%%

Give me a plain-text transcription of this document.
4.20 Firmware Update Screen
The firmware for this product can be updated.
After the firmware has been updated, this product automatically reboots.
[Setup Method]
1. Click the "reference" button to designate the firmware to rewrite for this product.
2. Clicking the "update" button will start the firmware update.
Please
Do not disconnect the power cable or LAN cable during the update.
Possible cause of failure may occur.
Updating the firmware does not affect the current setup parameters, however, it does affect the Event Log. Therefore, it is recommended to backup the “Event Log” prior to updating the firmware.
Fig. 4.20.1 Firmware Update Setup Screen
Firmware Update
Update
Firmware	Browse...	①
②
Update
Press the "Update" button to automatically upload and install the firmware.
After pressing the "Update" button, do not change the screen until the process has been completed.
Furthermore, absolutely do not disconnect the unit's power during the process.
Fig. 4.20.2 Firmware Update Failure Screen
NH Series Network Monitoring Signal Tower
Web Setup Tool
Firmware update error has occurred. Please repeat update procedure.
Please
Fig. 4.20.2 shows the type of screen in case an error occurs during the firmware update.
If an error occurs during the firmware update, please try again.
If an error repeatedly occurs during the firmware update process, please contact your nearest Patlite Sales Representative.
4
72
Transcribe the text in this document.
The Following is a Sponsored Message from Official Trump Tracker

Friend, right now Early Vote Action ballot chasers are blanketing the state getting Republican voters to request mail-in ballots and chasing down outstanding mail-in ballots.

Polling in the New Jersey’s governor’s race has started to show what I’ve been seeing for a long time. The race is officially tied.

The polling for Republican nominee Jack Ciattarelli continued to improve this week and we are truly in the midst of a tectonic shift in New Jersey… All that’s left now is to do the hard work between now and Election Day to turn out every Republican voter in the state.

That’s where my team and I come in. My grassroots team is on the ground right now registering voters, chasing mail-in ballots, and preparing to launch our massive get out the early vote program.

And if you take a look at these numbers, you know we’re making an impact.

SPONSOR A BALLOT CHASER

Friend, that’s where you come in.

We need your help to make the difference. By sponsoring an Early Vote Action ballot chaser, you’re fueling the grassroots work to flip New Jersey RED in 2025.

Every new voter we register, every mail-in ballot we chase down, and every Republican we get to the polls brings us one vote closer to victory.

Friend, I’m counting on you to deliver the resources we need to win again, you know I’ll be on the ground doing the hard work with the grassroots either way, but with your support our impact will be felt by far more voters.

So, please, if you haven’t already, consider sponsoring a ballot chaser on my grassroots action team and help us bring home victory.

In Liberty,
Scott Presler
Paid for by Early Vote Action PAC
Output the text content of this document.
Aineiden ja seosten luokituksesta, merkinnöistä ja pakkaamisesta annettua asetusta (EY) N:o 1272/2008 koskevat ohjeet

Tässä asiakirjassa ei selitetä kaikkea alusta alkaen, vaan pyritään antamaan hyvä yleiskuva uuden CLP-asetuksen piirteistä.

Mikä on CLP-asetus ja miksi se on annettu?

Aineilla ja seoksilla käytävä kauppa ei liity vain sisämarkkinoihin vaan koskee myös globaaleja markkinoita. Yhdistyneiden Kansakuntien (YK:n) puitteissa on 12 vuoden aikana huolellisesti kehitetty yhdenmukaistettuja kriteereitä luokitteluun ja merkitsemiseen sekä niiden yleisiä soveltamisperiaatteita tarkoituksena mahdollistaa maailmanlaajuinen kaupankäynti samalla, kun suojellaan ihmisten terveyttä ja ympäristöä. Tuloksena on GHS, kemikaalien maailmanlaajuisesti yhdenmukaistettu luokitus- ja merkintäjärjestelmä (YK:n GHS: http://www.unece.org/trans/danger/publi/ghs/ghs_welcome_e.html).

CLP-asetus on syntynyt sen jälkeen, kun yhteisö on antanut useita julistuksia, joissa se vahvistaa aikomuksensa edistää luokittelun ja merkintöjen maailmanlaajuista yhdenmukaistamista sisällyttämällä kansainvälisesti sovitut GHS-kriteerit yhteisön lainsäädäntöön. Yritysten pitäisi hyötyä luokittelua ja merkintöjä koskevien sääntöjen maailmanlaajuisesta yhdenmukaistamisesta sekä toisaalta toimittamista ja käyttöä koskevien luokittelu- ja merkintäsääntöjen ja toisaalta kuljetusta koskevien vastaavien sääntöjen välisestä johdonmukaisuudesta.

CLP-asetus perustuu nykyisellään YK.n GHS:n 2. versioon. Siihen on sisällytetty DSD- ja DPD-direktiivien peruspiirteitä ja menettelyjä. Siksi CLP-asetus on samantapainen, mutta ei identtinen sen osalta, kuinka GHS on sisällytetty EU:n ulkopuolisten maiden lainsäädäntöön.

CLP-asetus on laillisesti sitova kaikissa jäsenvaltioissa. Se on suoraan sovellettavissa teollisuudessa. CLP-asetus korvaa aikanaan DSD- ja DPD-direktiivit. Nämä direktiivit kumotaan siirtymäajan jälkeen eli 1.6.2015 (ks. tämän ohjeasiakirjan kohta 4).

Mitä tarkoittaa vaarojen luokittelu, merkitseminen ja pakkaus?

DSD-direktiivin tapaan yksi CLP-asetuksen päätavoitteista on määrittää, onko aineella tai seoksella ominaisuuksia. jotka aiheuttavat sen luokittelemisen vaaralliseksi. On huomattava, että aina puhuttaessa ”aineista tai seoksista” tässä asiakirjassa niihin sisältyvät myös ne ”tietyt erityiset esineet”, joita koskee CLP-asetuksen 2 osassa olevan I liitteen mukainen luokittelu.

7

%%

JOB:
Read the data above and pull out each line that holds the string "button".

REPLY TO THE EXERCISE:
1. Click the "reference" button to designate the firmware to rewrite for this product.
2. Clicking the "update" button will start the firmware update.
Press the "Update" button to automatically upload and install the firmware.
After pressing the "Update" button, do not change the screen until the process has been completed.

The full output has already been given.